(Dataset excerpt)
■ ■ ■

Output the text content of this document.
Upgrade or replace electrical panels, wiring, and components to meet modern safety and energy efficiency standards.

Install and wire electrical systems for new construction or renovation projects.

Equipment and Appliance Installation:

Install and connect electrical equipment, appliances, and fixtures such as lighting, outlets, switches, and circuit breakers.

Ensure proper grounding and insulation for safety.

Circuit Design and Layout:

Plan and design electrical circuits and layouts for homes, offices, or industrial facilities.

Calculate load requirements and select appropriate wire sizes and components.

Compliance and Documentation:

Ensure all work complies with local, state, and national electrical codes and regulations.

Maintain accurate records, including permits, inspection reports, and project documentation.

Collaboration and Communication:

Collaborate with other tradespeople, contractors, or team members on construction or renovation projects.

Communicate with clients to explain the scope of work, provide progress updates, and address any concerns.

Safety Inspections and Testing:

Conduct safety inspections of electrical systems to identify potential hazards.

■ ■ ■

▶ Short exercise
Can you give every line above again, exactly as written?

▶ Result
Output the text content of this document.
Upgrade or replace electrical panels, wiring, and components to meet modern safety and energy efficiency standards.

Install and wire electrical systems for new construction or renovation projects.

Equipment and Appliance Installation:

Install and connect electrical equipment, appliances, and fixtures such as lighting, outlets, switches, and circuit breakers.

Ensure proper grounding and insulation for safety.

Circuit Design and Layout:

Plan and design electrical circuits and layouts for homes, offices, or industrial facilities.

Calculate load requirements and select appropriate wire sizes and components.

Compliance and Documentation:

Ensure all work complies with local, state, and national electrical codes and regulations.

Maintain accurate records, including permits, inspection reports, and project documentation.

Collaboration and Communication:

Collaborate with other tradespeople, contractors, or team members on construction or renovation projects.

Communicate with clients to explain the scope of work, provide progress updates, and address any concerns.

Safety Inspections and Testing:

Conduct safety inspections of electrical systems to identify potential hazards.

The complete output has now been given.